▸ REQUEST: Look for "いるか組" in each line of the entries, and return the matching lines.

------------------------------

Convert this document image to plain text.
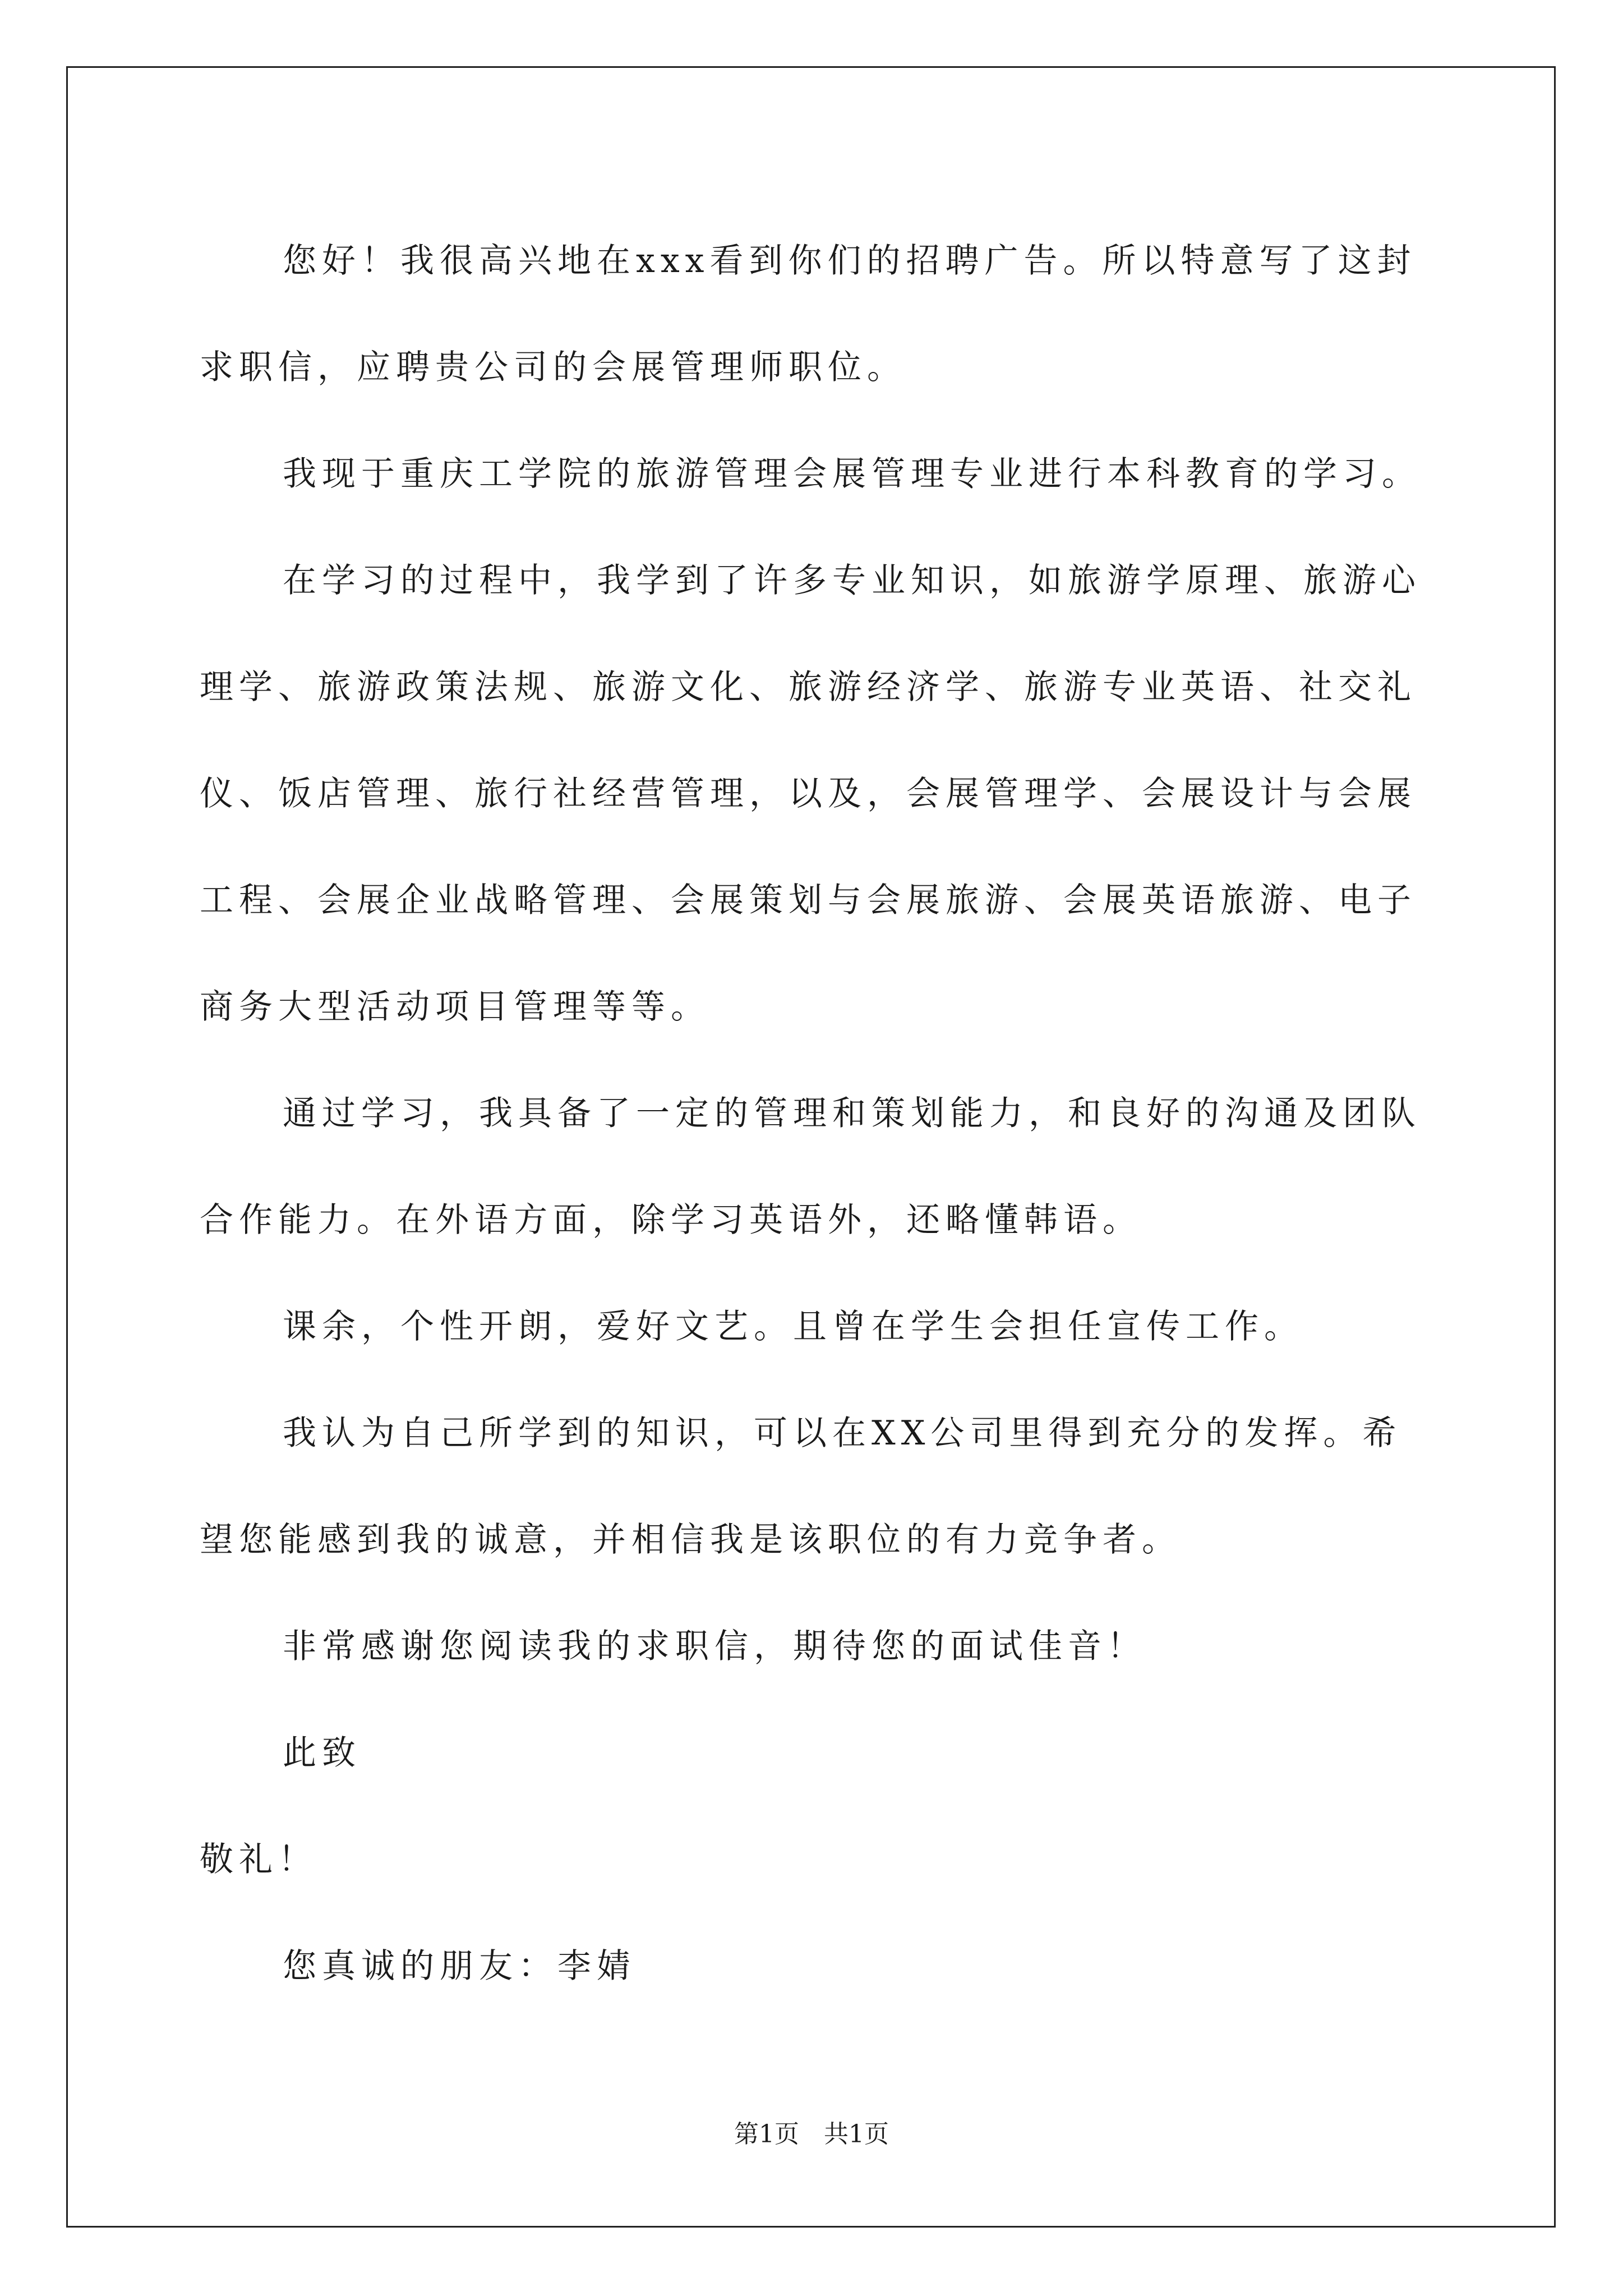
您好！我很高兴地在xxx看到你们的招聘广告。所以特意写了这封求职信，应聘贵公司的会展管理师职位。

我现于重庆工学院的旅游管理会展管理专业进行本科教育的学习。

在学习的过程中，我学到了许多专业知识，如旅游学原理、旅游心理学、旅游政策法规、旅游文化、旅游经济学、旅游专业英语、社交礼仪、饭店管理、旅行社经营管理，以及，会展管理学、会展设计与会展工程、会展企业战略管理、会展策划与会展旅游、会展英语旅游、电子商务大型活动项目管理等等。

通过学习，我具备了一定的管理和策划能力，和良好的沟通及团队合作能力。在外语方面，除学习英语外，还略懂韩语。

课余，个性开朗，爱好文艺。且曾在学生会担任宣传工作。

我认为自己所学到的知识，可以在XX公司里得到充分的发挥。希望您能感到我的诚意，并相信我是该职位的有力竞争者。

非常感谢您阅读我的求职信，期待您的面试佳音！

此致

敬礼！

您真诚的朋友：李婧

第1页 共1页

------------------------------

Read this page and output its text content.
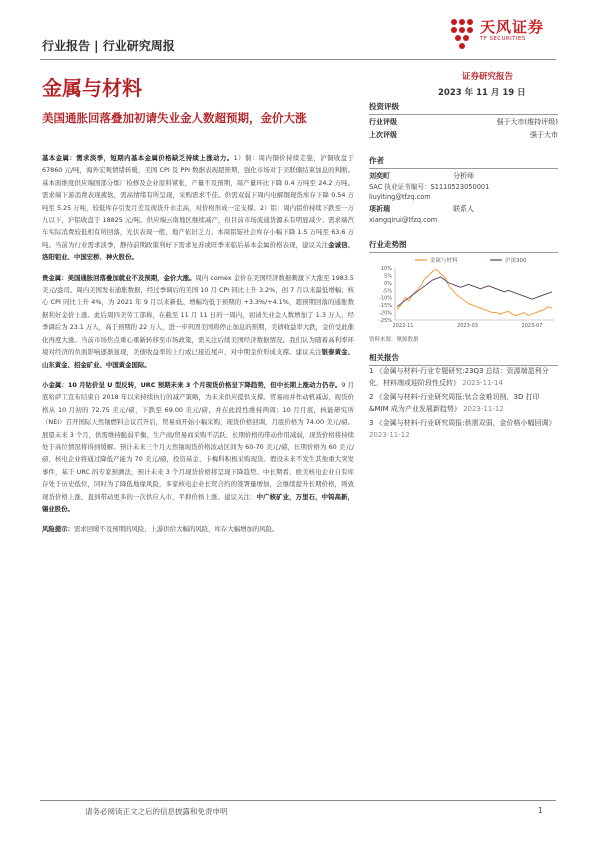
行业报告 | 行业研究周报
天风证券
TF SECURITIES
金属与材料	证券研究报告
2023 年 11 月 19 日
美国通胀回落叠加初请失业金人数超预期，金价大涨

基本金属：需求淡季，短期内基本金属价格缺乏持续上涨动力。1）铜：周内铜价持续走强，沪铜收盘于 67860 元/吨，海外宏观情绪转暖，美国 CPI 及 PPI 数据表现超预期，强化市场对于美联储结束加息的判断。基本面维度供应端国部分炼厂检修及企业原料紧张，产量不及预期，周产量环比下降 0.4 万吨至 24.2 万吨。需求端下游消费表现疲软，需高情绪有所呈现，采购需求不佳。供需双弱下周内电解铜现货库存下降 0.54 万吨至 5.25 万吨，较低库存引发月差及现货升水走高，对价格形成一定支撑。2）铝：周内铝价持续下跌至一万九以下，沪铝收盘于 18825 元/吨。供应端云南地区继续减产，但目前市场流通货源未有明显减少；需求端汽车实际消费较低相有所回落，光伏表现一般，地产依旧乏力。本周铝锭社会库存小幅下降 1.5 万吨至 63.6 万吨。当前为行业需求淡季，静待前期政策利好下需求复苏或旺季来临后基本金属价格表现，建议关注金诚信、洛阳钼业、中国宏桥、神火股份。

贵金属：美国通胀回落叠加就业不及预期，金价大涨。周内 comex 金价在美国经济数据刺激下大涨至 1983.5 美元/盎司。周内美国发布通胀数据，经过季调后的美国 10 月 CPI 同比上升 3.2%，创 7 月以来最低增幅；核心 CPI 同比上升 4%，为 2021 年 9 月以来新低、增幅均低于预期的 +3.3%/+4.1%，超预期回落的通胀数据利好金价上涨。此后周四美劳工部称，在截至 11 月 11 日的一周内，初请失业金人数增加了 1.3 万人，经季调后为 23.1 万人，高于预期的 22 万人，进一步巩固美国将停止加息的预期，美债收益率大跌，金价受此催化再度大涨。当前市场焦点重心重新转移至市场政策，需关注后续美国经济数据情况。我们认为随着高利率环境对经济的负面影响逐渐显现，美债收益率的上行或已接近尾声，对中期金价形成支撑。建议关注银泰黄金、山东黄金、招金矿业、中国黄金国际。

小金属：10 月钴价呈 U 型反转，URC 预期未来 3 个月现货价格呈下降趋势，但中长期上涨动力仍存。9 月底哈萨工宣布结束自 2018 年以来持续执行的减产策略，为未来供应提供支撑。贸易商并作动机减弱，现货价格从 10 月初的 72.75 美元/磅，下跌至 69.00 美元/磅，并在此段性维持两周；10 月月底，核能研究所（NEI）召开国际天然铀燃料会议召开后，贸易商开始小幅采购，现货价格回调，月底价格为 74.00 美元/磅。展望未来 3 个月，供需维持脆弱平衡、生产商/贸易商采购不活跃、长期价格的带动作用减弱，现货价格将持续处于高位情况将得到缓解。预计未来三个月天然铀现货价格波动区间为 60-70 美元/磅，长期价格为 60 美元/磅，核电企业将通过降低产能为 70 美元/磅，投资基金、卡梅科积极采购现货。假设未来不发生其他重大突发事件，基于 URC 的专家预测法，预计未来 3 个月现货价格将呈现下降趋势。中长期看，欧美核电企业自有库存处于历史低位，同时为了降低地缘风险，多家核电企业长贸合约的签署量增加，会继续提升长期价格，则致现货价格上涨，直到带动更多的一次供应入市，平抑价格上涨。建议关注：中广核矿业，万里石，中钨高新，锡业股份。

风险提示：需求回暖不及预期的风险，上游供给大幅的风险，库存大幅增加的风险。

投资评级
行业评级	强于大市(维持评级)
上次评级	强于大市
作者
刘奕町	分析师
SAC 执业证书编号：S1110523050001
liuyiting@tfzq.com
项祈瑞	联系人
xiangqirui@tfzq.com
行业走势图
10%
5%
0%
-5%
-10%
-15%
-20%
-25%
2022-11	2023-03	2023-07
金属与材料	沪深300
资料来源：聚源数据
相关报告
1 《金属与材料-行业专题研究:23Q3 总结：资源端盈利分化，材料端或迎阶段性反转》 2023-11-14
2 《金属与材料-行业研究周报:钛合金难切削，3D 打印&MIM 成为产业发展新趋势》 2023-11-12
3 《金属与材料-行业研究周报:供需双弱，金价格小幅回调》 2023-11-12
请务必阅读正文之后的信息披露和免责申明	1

------------------------------

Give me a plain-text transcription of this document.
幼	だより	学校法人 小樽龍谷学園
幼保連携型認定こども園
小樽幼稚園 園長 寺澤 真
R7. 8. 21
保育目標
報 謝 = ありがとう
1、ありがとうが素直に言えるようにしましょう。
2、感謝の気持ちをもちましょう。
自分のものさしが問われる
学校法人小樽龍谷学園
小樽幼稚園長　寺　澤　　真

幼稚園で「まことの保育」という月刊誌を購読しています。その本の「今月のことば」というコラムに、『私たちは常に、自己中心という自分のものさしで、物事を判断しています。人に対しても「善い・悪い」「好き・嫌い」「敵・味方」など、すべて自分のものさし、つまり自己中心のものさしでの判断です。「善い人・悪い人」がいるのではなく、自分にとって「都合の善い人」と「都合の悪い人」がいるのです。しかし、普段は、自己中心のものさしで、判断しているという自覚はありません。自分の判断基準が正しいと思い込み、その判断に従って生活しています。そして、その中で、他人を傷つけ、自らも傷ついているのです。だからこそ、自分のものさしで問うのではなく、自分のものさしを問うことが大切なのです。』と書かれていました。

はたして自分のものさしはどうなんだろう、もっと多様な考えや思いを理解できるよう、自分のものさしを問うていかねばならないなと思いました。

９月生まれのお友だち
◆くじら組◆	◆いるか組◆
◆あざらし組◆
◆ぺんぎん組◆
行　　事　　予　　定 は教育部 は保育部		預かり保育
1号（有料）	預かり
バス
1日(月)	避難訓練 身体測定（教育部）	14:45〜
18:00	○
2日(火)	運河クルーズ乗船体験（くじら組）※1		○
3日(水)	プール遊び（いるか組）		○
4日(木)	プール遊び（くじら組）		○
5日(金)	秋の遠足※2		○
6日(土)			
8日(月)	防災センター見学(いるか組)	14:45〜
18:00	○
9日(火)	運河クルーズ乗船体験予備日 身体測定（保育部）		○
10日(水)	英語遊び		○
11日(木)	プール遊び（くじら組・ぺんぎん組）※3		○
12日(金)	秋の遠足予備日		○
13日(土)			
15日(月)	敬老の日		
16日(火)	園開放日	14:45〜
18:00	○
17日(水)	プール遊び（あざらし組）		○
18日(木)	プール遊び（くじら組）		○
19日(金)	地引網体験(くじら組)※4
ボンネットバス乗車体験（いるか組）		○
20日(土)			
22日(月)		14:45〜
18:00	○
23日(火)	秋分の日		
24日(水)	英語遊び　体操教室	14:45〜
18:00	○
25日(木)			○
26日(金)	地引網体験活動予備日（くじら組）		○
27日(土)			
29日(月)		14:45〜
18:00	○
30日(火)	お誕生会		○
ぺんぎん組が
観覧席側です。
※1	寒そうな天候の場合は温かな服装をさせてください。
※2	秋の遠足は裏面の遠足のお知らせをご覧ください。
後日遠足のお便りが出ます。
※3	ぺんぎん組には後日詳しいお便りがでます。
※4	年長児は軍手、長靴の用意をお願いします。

------------------------------

▸ EXERCISE OUTPUT:
◆くじら組◆	◆いるか組◆
3日(水)	プール遊び（いるか組）		○
8日(月)	防災センター見学(いるか組)	14:45〜
ボンネットバス乗車体験（いるか組）		○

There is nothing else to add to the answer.